# [Records provided]
** START **
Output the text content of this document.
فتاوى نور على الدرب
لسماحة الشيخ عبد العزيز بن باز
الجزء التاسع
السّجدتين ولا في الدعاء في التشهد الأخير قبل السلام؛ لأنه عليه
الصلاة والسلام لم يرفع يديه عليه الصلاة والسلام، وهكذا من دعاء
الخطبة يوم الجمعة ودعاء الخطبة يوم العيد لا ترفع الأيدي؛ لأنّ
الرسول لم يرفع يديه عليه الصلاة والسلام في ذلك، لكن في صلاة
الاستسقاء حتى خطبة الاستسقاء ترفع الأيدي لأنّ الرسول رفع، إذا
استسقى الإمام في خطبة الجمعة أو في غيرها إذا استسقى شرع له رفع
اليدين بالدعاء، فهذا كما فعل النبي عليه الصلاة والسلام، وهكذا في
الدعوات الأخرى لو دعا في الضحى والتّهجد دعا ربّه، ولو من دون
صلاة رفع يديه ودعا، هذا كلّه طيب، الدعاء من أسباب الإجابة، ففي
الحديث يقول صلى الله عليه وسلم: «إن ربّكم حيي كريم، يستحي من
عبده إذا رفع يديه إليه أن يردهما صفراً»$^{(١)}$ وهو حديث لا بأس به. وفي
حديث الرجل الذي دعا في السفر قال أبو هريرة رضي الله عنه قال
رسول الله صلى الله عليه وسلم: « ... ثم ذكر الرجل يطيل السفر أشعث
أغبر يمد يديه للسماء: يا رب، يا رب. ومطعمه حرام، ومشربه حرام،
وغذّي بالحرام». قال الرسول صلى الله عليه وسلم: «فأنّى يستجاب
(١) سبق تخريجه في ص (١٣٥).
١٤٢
** END **
# [Given exercise]
Copy each line of the data above that holds "والسلام".

# [Full output]
الصلاة والسلام لم يرفع يديه عليه الصلاة والسلام، وهكذا من دعاء
الرسول لم يرفع يديه عليه الصلاة والسلام في ذلك، لكن في صلاة
اليدين بالدعاء، فهذا كما فعل النبي عليه الصلاة والسلام، وهكذا في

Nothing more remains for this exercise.